═══ Extrait fourni

Depuis le XIIe siècle, la ville de Troyes est en
plein développement politique, culturel, démographique et économique. En effet,
les comtes de Champagne, Henri le Libéral (1152-1181) et ses fils, Henri II
(1181-1197) et Thibaut III (1197-1202) prennent le titre de comtes de Troyes,
consacrant ainsi l’importance qu’ils attachent à la capitale de leur domaine
champenois, où ils font reconstruire leur palais et la collégiale
Saint-Étienne. Sous Henri le Libéral, le bien nommé, la ville prospère :
treize églises sont fondées, autant d’hôpitaux
et l’agglomération s’étend vers l’ouest, débordant son enceinte
primitive. De nombreux canaux irriguent la cité que les foires, favorisées par
le comte, animent et font vivre. Sous son règne et la régence de Marie, son
épouse, la vie littéraire et artistique est brillante : les Champenois
Chrestien de Troyes, Gace Brulé ou Geoffreoy de Villehardouin font la gloire de
la poésie et de la chronique en langue française dans la deuxième moitié du
XIIe siècle.
C’est à la cour de Champagne que Chrestien de
Troyes, à la demande de la comtesse Marie, met en forme romanesque achevée les
personnages légendaires du cycle arthurien, développant les règles de l’amour
courtois.
Au début du XIIIe siècle, Thibaut IV (1202-1253),
surnommé le chansonnier, travaille à l’unification de son domaine où une seule
monnaie, le denier provinois, est frappée à Troyes, Provins et Meaux.

══════

◆ Travail à réaliser:
- A) Pouvez-vous citer mot pour mot le listing, de sa toute première ligne jusqu'à la ligne contenant "53, 366, 62]", celle-ci comprise ?
- B) Pouvez-vous poursuivre le texte sur Troyes à partir de sa dernière phrase ?
Le texte sur Troyes et le listing n'ont aucun rapport entre eux.

═══ Extrait du listing

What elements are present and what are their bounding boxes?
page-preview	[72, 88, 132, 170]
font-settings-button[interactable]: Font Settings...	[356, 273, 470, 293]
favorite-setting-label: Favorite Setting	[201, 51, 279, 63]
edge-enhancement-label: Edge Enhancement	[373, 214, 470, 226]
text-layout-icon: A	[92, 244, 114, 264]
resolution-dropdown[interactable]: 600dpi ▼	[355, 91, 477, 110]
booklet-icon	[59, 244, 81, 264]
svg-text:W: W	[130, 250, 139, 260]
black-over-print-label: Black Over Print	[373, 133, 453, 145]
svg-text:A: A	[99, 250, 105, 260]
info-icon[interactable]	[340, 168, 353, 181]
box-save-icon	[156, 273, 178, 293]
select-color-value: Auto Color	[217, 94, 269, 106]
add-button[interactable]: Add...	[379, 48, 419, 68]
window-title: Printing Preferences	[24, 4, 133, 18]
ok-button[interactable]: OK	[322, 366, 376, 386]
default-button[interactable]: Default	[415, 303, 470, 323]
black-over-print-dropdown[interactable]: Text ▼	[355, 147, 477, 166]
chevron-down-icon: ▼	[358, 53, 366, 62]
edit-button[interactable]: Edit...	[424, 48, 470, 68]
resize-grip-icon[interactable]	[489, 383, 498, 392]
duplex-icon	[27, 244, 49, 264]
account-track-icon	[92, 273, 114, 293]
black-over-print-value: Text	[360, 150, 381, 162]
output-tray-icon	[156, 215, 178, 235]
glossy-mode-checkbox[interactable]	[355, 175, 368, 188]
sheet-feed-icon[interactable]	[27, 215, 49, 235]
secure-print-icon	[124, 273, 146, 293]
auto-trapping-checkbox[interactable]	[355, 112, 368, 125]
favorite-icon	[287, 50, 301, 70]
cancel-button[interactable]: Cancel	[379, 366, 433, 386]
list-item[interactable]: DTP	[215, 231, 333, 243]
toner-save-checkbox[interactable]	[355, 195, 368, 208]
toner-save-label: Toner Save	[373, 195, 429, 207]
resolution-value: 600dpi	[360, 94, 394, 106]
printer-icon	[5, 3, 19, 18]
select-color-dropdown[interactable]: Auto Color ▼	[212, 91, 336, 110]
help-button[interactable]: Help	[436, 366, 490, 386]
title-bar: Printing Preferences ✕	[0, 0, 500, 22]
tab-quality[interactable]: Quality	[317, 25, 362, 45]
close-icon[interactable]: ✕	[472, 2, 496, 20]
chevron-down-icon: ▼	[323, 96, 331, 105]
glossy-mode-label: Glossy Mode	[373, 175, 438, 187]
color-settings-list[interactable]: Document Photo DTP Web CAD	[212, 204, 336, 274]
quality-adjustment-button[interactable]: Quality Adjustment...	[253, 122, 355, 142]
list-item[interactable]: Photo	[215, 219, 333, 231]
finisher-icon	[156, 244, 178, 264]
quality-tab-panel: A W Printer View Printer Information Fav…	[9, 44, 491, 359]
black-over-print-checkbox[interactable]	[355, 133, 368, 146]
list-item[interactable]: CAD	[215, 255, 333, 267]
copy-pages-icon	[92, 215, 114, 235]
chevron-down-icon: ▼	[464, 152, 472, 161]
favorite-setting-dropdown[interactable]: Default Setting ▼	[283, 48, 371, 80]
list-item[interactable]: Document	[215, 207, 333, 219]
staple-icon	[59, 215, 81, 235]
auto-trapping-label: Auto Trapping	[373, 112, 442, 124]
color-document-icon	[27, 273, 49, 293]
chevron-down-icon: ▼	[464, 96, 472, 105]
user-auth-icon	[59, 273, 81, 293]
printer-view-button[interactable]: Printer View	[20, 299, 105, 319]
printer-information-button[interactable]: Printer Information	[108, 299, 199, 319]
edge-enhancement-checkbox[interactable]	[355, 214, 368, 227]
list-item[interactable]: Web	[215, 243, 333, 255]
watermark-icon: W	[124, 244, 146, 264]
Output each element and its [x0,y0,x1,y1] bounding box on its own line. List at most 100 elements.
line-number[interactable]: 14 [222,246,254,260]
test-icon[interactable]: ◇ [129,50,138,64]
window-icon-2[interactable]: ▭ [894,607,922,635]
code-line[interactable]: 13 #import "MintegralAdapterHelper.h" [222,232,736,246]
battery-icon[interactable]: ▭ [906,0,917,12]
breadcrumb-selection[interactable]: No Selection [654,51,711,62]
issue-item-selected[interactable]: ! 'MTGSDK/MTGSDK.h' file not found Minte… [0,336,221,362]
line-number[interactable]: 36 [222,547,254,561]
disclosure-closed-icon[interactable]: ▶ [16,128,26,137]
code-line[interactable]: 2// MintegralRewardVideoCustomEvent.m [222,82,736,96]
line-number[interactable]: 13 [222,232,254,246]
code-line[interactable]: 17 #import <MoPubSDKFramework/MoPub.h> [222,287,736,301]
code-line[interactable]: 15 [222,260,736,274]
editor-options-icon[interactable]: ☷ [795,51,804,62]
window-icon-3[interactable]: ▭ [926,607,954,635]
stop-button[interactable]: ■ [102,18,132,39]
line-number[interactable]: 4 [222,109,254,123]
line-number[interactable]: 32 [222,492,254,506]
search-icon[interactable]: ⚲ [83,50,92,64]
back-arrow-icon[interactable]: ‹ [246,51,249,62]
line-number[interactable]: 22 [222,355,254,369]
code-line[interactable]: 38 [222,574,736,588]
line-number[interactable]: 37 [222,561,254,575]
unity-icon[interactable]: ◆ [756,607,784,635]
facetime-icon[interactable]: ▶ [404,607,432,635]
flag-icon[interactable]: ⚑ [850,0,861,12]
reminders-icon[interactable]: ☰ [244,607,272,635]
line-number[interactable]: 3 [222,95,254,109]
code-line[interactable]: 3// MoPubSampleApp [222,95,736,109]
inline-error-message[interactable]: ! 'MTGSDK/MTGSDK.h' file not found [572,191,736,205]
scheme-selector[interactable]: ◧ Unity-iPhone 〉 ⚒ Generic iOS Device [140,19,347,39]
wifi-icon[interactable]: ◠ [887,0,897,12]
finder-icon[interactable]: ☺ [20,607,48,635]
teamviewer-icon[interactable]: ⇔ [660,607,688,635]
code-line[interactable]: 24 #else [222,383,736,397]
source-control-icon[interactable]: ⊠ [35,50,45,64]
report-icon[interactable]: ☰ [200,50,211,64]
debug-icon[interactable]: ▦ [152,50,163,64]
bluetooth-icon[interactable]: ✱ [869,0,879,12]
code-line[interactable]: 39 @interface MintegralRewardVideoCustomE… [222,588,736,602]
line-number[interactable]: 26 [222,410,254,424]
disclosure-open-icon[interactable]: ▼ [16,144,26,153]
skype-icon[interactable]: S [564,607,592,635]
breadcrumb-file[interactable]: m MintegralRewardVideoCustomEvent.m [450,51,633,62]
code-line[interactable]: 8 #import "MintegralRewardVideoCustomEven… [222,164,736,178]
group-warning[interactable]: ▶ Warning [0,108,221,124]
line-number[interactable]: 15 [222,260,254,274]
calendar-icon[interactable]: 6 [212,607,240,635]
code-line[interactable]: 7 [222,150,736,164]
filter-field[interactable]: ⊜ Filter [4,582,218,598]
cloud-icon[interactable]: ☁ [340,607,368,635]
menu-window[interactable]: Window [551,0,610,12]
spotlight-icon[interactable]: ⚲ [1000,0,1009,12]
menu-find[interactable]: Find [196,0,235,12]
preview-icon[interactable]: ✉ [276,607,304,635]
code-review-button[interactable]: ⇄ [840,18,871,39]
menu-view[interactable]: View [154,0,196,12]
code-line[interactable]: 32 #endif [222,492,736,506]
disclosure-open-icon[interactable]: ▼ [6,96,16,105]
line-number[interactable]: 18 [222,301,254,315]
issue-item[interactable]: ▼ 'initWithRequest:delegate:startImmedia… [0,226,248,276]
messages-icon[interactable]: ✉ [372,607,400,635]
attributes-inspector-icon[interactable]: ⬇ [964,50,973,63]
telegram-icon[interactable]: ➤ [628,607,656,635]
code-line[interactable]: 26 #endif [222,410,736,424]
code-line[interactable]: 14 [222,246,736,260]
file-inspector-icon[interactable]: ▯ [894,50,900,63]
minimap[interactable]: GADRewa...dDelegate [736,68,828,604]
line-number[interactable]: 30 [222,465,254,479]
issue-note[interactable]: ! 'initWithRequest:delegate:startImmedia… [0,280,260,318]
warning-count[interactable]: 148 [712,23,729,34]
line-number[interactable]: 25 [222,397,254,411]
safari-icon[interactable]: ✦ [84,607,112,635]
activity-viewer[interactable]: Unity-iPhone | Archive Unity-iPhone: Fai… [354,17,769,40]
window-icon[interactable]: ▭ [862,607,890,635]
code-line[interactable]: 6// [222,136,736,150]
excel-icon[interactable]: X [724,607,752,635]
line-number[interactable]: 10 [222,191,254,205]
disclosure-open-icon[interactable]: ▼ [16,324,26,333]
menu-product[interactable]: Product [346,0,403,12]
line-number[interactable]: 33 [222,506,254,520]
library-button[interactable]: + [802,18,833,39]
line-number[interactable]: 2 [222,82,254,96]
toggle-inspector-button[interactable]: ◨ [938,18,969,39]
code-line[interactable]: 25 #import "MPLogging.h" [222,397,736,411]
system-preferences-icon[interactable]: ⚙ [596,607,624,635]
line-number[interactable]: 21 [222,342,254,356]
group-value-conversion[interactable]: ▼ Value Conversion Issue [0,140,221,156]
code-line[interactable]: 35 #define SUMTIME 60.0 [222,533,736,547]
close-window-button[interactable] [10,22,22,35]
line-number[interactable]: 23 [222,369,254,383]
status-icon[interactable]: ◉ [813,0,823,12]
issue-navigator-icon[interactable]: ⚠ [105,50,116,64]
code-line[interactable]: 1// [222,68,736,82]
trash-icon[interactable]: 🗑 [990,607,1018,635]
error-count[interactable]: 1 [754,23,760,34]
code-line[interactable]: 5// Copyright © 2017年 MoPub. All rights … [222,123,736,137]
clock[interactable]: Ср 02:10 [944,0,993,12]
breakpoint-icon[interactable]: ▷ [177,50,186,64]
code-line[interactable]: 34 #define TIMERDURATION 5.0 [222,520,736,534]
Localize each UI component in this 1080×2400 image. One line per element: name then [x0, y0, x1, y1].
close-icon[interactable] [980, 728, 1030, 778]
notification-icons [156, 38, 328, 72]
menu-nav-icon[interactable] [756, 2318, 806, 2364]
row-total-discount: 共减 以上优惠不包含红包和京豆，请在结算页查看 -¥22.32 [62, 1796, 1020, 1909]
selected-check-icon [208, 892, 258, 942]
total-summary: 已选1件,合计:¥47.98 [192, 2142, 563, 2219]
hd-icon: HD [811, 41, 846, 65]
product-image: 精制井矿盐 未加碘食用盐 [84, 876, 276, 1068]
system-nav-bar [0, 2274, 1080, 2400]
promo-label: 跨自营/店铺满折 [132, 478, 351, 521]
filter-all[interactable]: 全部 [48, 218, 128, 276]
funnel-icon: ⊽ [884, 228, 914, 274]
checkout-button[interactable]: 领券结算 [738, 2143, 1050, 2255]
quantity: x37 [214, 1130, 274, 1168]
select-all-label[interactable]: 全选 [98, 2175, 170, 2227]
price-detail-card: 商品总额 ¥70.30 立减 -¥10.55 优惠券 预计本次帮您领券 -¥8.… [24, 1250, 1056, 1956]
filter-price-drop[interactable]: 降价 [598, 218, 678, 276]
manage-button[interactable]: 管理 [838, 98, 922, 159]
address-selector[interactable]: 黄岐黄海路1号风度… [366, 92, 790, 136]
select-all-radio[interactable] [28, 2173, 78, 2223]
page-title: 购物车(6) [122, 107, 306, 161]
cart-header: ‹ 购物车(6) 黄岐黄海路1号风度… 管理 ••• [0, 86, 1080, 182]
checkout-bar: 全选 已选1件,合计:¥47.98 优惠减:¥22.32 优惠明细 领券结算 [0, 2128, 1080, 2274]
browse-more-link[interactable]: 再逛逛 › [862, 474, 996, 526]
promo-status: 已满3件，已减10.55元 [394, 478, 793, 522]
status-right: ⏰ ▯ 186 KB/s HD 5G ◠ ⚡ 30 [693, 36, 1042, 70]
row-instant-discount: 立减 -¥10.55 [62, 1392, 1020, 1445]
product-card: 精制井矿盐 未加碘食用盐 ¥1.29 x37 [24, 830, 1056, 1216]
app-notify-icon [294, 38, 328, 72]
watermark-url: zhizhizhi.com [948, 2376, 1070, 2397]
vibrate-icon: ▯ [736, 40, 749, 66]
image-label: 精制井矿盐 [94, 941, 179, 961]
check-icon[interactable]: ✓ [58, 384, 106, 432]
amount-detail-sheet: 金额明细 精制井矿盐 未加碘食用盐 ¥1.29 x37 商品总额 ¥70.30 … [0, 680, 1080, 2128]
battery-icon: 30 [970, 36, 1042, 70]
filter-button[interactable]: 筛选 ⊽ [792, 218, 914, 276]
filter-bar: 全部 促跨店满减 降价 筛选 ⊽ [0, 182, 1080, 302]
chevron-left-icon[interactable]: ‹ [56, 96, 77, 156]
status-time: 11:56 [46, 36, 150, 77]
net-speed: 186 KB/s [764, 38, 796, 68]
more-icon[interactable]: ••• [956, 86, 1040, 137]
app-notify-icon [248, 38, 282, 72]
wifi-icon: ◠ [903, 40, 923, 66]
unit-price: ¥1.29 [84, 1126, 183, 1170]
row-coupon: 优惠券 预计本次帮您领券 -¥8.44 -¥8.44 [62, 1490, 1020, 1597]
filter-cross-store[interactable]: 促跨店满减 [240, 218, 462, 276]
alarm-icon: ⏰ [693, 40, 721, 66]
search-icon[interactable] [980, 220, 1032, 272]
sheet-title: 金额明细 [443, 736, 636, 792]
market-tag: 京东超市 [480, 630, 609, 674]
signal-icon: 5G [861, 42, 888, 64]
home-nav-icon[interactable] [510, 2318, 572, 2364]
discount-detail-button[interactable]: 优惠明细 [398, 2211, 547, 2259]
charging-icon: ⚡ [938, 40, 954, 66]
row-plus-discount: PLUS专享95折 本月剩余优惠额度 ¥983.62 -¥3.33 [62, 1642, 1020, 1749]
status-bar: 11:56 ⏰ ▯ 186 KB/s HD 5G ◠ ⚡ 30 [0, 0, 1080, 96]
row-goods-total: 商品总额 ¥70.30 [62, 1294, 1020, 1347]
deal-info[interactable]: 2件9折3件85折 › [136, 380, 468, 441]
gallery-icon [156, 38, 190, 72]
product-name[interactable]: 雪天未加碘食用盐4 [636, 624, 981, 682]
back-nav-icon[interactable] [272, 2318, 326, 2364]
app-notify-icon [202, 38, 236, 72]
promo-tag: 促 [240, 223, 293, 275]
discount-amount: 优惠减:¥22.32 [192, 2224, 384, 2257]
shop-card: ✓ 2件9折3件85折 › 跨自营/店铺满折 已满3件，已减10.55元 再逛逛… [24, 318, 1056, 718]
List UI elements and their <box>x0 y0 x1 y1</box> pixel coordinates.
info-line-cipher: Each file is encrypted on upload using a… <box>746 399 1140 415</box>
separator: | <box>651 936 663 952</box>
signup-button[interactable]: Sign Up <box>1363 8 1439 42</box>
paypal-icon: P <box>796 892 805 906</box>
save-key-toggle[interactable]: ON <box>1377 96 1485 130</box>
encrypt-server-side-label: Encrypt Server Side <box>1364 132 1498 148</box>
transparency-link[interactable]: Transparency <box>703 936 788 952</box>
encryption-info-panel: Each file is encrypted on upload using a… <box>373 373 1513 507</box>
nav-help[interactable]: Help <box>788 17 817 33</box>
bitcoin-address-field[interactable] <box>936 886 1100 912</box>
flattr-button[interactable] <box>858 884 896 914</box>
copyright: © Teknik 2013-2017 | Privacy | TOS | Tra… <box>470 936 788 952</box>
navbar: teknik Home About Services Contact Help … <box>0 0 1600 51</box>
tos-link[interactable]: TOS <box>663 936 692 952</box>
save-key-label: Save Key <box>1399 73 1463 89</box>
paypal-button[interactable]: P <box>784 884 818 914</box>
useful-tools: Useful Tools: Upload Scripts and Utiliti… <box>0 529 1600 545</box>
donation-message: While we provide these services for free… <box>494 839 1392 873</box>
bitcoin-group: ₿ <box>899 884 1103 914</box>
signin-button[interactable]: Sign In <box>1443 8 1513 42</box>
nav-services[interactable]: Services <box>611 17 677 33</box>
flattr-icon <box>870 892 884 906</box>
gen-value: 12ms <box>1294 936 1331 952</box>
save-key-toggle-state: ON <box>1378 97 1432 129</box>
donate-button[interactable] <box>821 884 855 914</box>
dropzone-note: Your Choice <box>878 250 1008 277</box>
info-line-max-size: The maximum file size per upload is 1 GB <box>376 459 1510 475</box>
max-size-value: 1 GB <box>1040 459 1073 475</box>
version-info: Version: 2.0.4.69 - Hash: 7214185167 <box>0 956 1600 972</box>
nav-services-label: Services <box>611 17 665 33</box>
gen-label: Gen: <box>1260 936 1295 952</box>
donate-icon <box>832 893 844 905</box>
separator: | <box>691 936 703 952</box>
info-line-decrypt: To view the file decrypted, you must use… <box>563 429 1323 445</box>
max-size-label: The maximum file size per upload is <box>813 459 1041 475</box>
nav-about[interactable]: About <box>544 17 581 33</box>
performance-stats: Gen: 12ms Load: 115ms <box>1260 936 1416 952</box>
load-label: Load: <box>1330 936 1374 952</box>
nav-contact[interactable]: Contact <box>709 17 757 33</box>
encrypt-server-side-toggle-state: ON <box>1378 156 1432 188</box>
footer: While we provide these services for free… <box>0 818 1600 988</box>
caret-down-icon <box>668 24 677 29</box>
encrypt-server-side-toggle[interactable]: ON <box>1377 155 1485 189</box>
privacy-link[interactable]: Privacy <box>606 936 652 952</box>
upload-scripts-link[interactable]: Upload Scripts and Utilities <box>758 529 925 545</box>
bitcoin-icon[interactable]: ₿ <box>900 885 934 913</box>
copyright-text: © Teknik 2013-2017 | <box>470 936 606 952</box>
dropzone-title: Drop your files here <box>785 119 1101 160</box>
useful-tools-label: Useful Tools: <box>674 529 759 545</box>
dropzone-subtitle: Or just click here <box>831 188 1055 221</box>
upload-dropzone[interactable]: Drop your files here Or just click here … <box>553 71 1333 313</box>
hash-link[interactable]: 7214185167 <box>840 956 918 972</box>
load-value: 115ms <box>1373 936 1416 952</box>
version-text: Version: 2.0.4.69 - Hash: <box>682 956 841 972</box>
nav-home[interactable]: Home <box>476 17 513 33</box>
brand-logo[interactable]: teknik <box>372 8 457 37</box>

══════

◆ Réponses aux consignes:
- A)
What elements are present and what are their bounding boxes?
page-preview	[72, 88, 132, 170]
font-settings-button[interactable]: Font Settings...	[356, 273, 470, 293]
favorite-setting-label: Favorite Setting	[201, 51, 279, 63]
edge-enhancement-label: Edge Enhancement	[373, 214, 470, 226]
text-layout-icon: A	[92, 244, 114, 264]
resolution-dropdown[interactable]: 600dpi ▼	[355, 91, 477, 110]
booklet-icon	[59, 244, 81, 264]
svg-text:W: W	[130, 250, 139, 260]
black-over-print-label: Black Over Print	[373, 133, 453, 145]
svg-text:A: A	[99, 250, 105, 260]
info-icon[interactable]	[340, 168, 353, 181]
box-save-icon	[156, 273, 178, 293]
select-color-value: Auto Color	[217, 94, 269, 106]
add-button[interactable]: Add...	[379, 48, 419, 68]
window-title: Printing Preferences	[24, 4, 133, 18]
ok-button[interactable]: OK	[322, 366, 376, 386]
default-button[interactable]: Default	[415, 303, 470, 323]
black-over-print-dropdown[interactable]: Text ▼	[355, 147, 477, 166]
chevron-down-icon: ▼	[358, 53, 366, 62]

- B)
La ville de Troyes prend alors une importance
particulière en devenant le siège d’un organe de justice spécialisée, les jours
de Troyes. D’autre part, toujours vivifiée par les foires qui durent une grande
partie de l’année, elle continue de se développer, rendant ainsi nécessaire
l’extension de son enceinte.[sous le règne de Thibaut IV, vers 1220]. Dans la
seconde moitié du siècle, l’influence capétienne grandira, pour aboutir au
rattachement de la Champagne au domaine royale, qui résultera de l’alliance de
Jeanne de Navarre [Fille du comte Henri III. Le rattachement ne sera définitif qu’en1361] avec
Philippe le Bel. A cette période correspond un déclin progressif de la
prospérité champenoise.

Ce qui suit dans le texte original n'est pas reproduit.